#### Task input
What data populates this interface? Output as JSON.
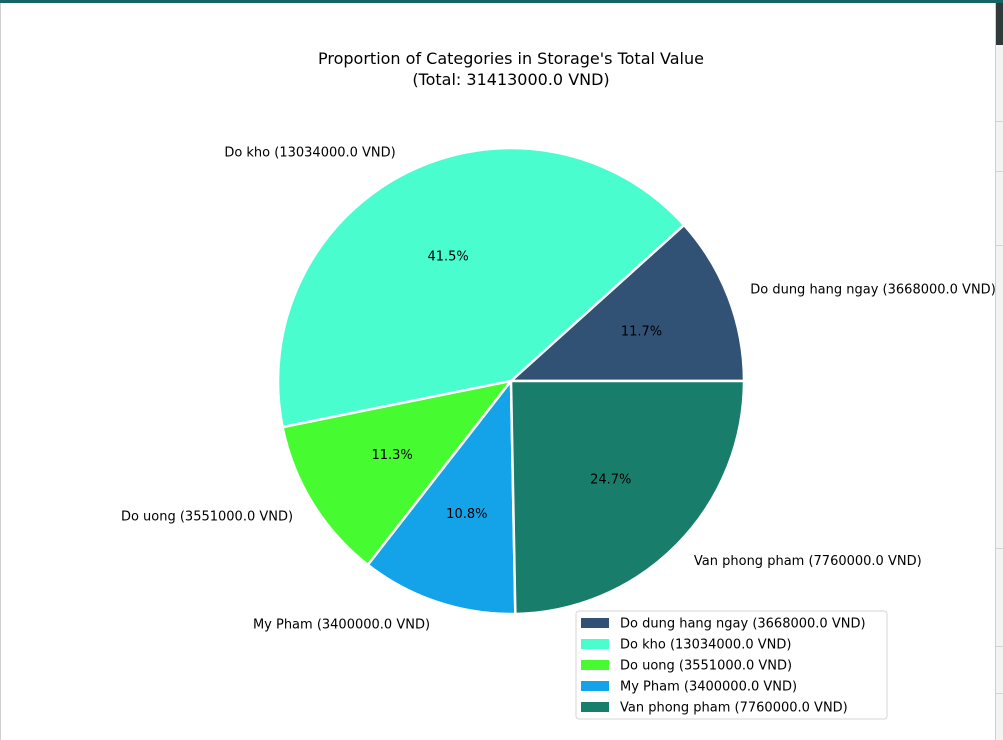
{
  "chart_data": {
    "type": "pie",
    "title_lines": [
      "Proportion of Categories in Storage's Total Value",
      "(Total: 31413000.0 VND)"
    ],
    "slices": [
      {
        "label": "Do dung hang ngay (3668000.0 VND)",
        "value": 3668000,
        "percent_label": "11.7%",
        "color": "#325275"
      },
      {
        "label": "Do kho (13034000.0 VND)",
        "value": 13034000,
        "percent_label": "41.5%",
        "color": "#4afdcf"
      },
      {
        "label": "Do uong (3551000.0 VND)",
        "value": 3551000,
        "percent_label": "11.3%",
        "color": "#47fb31"
      },
      {
        "label": "My Pham (3400000.0 VND)",
        "value": 3400000,
        "percent_label": "10.8%",
        "color": "#14a2e9"
      },
      {
        "label": "Van phong pham (7760000.0 VND)",
        "value": 7760000,
        "percent_label": "24.7%",
        "color": "#187e6b"
      }
    ],
    "legend_placement": "bottom-right",
    "start_angle_deg": 0,
    "direction": "counterclockwise"
  }
}
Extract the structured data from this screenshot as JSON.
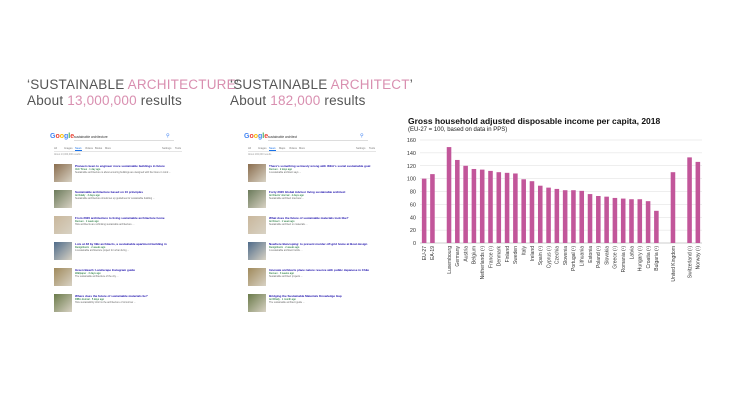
{
  "heading_left": {
    "q_prefix": "‘SUSTAINABLE ",
    "q_pink": "ARCHITECTURE",
    "q_suffix": "’",
    "r_prefix": "About ",
    "r_pink": "13,000,000",
    "r_suffix": " results"
  },
  "heading_right": {
    "q_prefix": "‘SUSTAINABLE ",
    "q_pink": "ARCHITECT",
    "q_suffix": "’",
    "r_prefix": "About ",
    "r_pink": "182,000",
    "r_suffix": " results"
  },
  "accent_color": "#d98fb0",
  "serp_left": {
    "query": "sustainable architecture",
    "tabs": [
      "All",
      "Images",
      "News",
      "Videos",
      "Books",
      "More",
      "Settings",
      "Tools"
    ],
    "active_tab": "News",
    "count": "About 13,000,000 results",
    "results": [
      {
        "title": "Pioneers keen to engineer more sustainable buildings in future",
        "url": "Irish Times · 1 day ago",
        "desc": "Sustainable architecture is about ensuring buildings are designed with the future in mind ..."
      },
      {
        "title": "Sustainable architecture based on 10 principles",
        "url": "Archdaily · 3 days ago",
        "desc": "Sustainable architecture should set up guidelines for sustainable building ..."
      },
      {
        "title": "From 2020 architecture to living sustainable architecture home",
        "url": "Dezeen · 1 week ago",
        "desc": "How architects are rethinking sustainable architecture ..."
      },
      {
        "title": "Lots at 48 by 0Bx architects, a sustainable apartment building in",
        "url": "Designboom · 2 weeks ago",
        "desc": "A sustainable architecture project for urban living ..."
      },
      {
        "title": "Green Beach: Landscape Instagram guide",
        "url": "Wallpaper · 3 days ago",
        "desc": "The sustainable architecture of the city ..."
      },
      {
        "title": "Where does the future of sustainable materials lie?",
        "url": "RIBA Journal · 5 days ago",
        "desc": "How sustainability informs the architecture of tomorrow ..."
      }
    ]
  },
  "serp_right": {
    "query": "sustainable architect",
    "tabs": [
      "All",
      "Images",
      "News",
      "Maps",
      "Videos",
      "More",
      "Settings",
      "Tools"
    ],
    "active_tab": "News",
    "count": "About 182,000 results",
    "results": [
      {
        "title": "There's something seriously wrong with IKEA's social sustainable goal",
        "url": "Dezeen · 2 days ago",
        "desc": "A sustainable architect says ..."
      },
      {
        "title": "Forty 2020 Global Advisor living sustainable architect",
        "url": "Architects' Journal · 4 days ago",
        "desc": "Sustainable architect interview ..."
      },
      {
        "title": "What does the future of sustainable materials look like?",
        "url": "Archinect · 1 week ago",
        "desc": "Sustainable architect on materials ..."
      },
      {
        "title": "Nowhere Buncoping: to prevent murder off-grid home at Boat design",
        "url": "Designboom · 2 weeks ago",
        "desc": "A sustainable architect builds ..."
      },
      {
        "title": "Innovate architects place nature reserve with public Japanese in Chile",
        "url": "Dezeen · 3 weeks ago",
        "desc": "Sustainable architect projects ..."
      },
      {
        "title": "Bridging the Sustainable Materials Knowledge Gap",
        "url": "ArchDaily · 1 month ago",
        "desc": "The sustainable architect guide ..."
      }
    ]
  },
  "chart_data": {
    "type": "bar",
    "title": "Gross household adjusted disposable income per capita, 2018",
    "subtitle": "(EU-27 = 100, based on data in PPS)",
    "xlabel": "",
    "ylabel": "",
    "ylim": [
      0,
      160
    ],
    "yticks": [
      0,
      20,
      40,
      60,
      80,
      100,
      120,
      140,
      160
    ],
    "grid": true,
    "bar_color": "#c2569a",
    "categories": [
      "EU-27",
      "EA-19",
      "",
      "Luxembourg",
      "Germany",
      "Austria",
      "Belgium",
      "Netherlands (¹)",
      "France (¹)",
      "Denmark",
      "Finland",
      "Sweden",
      "Italy",
      "Ireland",
      "Spain (¹)",
      "Cyprus (¹)",
      "Czechia",
      "Slovenia",
      "Portugal (¹)",
      "Lithuania",
      "Estonia",
      "Poland (¹)",
      "Slovakia",
      "Greece (¹)",
      "Romania (¹)",
      "Latvia",
      "Hungary (¹)",
      "Croatia (¹)",
      "Bulgaria (¹)",
      "",
      "United Kingdom",
      "",
      "Switzerland (¹)",
      "Norway (¹)"
    ],
    "values": [
      100,
      107,
      null,
      149,
      129,
      120,
      115,
      114,
      112,
      110,
      109,
      108,
      99,
      96,
      89,
      86,
      84,
      82,
      82,
      81,
      76,
      73,
      72,
      70,
      69,
      68,
      68,
      65,
      50,
      null,
      110,
      null,
      133,
      126
    ]
  }
}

#### Given instruction
A faithful copy of the records above is needed, with the pictures left out.

#### Result of this exercise
What data populates this interface? Output as JSON.
{
  "chart_data": {
    "type": "pie",
    "title_lines": [
      "Proportion of Categories in Storage's Total Value",
      "(Total: 31413000.0 VND)"
    ],
    "slices": [
      {
        "label": "Do dung hang ngay (3668000.0 VND)",
        "value": 3668000,
        "percent_label": "11.7%",
        "color": "#325275"
      },
      {
        "label": "Do kho (13034000.0 VND)",
        "value": 13034000,
        "percent_label": "41.5%",
        "color": "#4afdcf"
      },
      {
        "label": "Do uong (3551000.0 VND)",
        "value": 3551000,
        "percent_label": "11.3%",
        "color": "#47fb31"
      },
      {
        "label": "My Pham (3400000.0 VND)",
        "value": 3400000,
        "percent_label": "10.8%",
        "color": "#14a2e9"
      },
      {
        "label": "Van phong pham (7760000.0 VND)",
        "value": 7760000,
        "percent_label": "24.7%",
        "color": "#187e6b"
      }
    ],
    "legend_placement": "bottom-right",
    "start_angle_deg": 0,
    "direction": "counterclockwise"
  }
}
Extract the structured data from this screenshot as JSON.
{
  "heading_left": {
    "q_prefix": "‘SUSTAINABLE ",
    "q_pink": "ARCHITECTURE",
    "q_suffix": "’",
    "r_prefix": "About ",
    "r_pink": "13,000,000",
    "r_suffix": " results"
  },
  "heading_right": {
    "q_prefix": "‘SUSTAINABLE ",
    "q_pink": "ARCHITECT",
    "q_suffix": "’",
    "r_prefix": "About ",
    "r_pink": "182,000",
    "r_suffix": " results"
  },
  "accent_color": "#d98fb0",
  "serp_left": {
    "query": "sustainable architecture",
    "tabs": [
      "All",
      "Images",
      "News",
      "Videos",
      "Books",
      "More",
      "Settings",
      "Tools"
    ],
    "active_tab": "News",
    "count": "About 13,000,000 results",
    "results": [
      {
        "title": "Pioneers keen to engineer more sustainable buildings in future",
        "url": "Irish Times · 1 day ago",
        "desc": "Sustainable architecture is about ensuring buildings are designed with the future in mind ..."
      },
      {
        "title": "Sustainable architecture based on 10 principles",
        "url": "Archdaily · 3 days ago",
        "desc": "Sustainable architecture should set up guidelines for sustainable building ..."
      },
      {
        "title": "From 2020 architecture to living sustainable architecture home",
        "url": "Dezeen · 1 week ago",
        "desc": "How architects are rethinking sustainable architecture ..."
      },
      {
        "title": "Lots at 48 by 0Bx architects, a sustainable apartment building in",
        "url": "Designboom · 2 weeks ago",
        "desc": "A sustainable architecture project for urban living ..."
      },
      {
        "title": "Green Beach: Landscape Instagram guide",
        "url": "Wallpaper · 3 days ago",
        "desc": "The sustainable architecture of the city ..."
      },
      {
        "title": "Where does the future of sustainable materials lie?",
        "url": "RIBA Journal · 5 days ago",
        "desc": "How sustainability informs the architecture of tomorrow ..."
      }
    ]
  },
  "serp_right": {
    "query": "sustainable architect",
    "tabs": [
      "All",
      "Images",
      "News",
      "Maps",
      "Videos",
      "More",
      "Settings",
      "Tools"
    ],
    "active_tab": "News",
    "count": "About 182,000 results",
    "results": [
      {
        "title": "There's something seriously wrong with IKEA's social sustainable goal",
        "url": "Dezeen · 2 days ago",
        "desc": "A sustainable architect says ..."
      },
      {
        "title": "Forty 2020 Global Advisor living sustainable architect",
        "url": "Architects' Journal · 4 days ago",
        "desc": "Sustainable architect interview ..."
      },
      {
        "title": "What does the future of sustainable materials look like?",
        "url": "Archinect · 1 week ago",
        "desc": "Sustainable architect on materials ..."
      },
      {
        "title": "Nowhere Buncoping: to prevent murder off-grid home at Boat design",
        "url": "Designboom · 2 weeks ago",
        "desc": "A sustainable architect builds ..."
      },
      {
        "title": "Innovate architects place nature reserve with public Japanese in Chile",
        "url": "Dezeen · 3 weeks ago",
        "desc": "Sustainable architect projects ..."
      },
      {
        "title": "Bridging the Sustainable Materials Knowledge Gap",
        "url": "ArchDaily · 1 month ago",
        "desc": "The sustainable architect guide ..."
      }
    ]
  },
  "chart_data": {
    "type": "bar",
    "title": "Gross household adjusted disposable income per capita, 2018",
    "subtitle": "(EU-27 = 100, based on data in PPS)",
    "xlabel": "",
    "ylabel": "",
    "ylim": [
      0,
      160
    ],
    "yticks": [
      0,
      20,
      40,
      60,
      80,
      100,
      120,
      140,
      160
    ],
    "grid": true,
    "bar_color": "#c2569a",
    "categories": [
      "EU-27",
      "EA-19",
      "",
      "Luxembourg",
      "Germany",
      "Austria",
      "Belgium",
      "Netherlands (¹)",
      "France (¹)",
      "Denmark",
      "Finland",
      "Sweden",
      "Italy",
      "Ireland",
      "Spain (¹)",
      "Cyprus (¹)",
      "Czechia",
      "Slovenia",
      "Portugal (¹)",
      "Lithuania",
      "Estonia",
      "Poland (¹)",
      "Slovakia",
      "Greece (¹)",
      "Romania (¹)",
      "Latvia",
      "Hungary (¹)",
      "Croatia (¹)",
      "Bulgaria (¹)",
      "",
      "United Kingdom",
      "",
      "Switzerland (¹)",
      "Norway (¹)"
    ],
    "values": [
      100,
      107,
      null,
      149,
      129,
      120,
      115,
      114,
      112,
      110,
      109,
      108,
      99,
      96,
      89,
      86,
      84,
      82,
      82,
      81,
      76,
      73,
      72,
      70,
      69,
      68,
      68,
      65,
      50,
      null,
      110,
      null,
      133,
      126
    ]
  }
}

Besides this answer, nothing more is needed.